**YOUR OBJECTIVE**
Retype every line from the one containing "Enumerate this screenshot's" through the last line of the records below, both included; leave out the pictures.

-----

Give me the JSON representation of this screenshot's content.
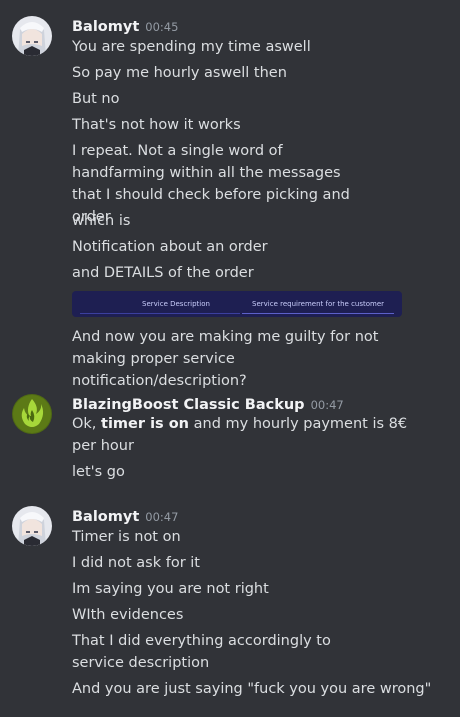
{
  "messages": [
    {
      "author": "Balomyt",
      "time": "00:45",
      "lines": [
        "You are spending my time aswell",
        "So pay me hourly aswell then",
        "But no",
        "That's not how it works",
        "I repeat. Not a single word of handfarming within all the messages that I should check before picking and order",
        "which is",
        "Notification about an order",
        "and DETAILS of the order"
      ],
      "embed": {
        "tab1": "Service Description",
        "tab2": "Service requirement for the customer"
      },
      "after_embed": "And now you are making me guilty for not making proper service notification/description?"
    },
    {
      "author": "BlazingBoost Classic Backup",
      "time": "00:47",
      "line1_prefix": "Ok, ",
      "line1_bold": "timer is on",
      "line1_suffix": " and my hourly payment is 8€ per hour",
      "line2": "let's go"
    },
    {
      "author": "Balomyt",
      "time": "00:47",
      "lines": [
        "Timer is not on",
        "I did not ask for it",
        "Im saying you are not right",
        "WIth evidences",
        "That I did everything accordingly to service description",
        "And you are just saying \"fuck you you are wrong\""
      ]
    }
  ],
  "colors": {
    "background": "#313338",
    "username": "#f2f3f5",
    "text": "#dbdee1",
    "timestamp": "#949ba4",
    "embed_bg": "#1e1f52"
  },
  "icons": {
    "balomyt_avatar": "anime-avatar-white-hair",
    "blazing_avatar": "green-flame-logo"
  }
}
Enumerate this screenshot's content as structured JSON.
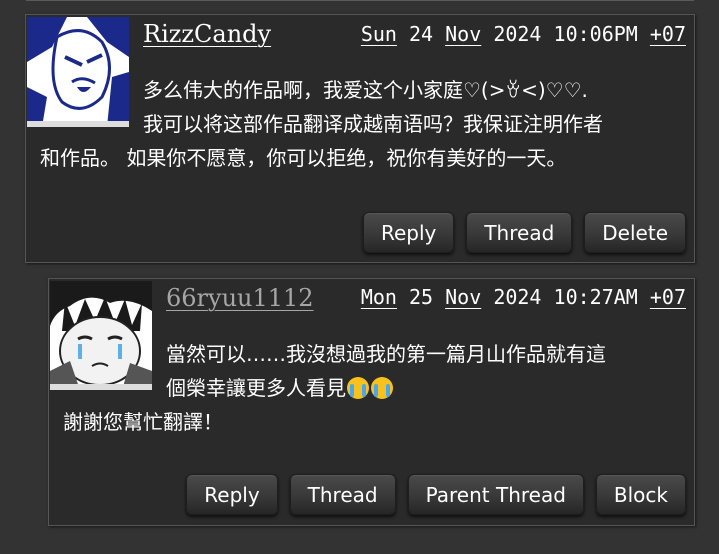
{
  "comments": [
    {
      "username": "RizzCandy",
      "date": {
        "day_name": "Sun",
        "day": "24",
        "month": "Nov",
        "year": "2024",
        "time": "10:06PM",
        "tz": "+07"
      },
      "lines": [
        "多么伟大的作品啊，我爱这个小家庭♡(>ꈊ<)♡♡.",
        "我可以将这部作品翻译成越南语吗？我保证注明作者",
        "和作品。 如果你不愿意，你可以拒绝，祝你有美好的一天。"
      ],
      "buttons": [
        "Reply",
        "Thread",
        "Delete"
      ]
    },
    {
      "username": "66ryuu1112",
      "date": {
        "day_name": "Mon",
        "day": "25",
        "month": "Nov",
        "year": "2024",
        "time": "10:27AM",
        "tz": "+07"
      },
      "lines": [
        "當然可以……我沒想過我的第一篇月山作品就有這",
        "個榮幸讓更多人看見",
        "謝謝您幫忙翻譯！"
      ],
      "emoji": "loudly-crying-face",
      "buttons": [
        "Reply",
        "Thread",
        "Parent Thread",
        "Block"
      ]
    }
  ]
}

-----

**TASK ANSWER**
Enumerate this screenshot's content as structured JSON.
{
  "comments": [
    {
      "username": "RizzCandy",
      "date": {
        "day_name": "Sun",
        "day": "24",
        "month": "Nov",
        "year": "2024",
        "time": "10:06PM",
        "tz": "+07"
      },
      "lines": [
        "多么伟大的作品啊，我爱这个小家庭♡(>ꈊ<)♡♡.",
        "我可以将这部作品翻译成越南语吗？我保证注明作者",
        "和作品。 如果你不愿意，你可以拒绝，祝你有美好的一天。"
      ],
      "buttons": [
        "Reply",
        "Thread",
        "Delete"
      ]
    },
    {
      "username": "66ryuu1112",
      "date": {
        "day_name": "Mon",
        "day": "25",
        "month": "Nov",
        "year": "2024",
        "time": "10:27AM",
        "tz": "+07"
      },
      "lines": [
        "當然可以……我沒想過我的第一篇月山作品就有這",
        "個榮幸讓更多人看見",
        "謝謝您幫忙翻譯！"
      ],
      "emoji": "loudly-crying-face",
      "buttons": [
        "Reply",
        "Thread",
        "Parent Thread",
        "Block"
      ]
    }
  ]
}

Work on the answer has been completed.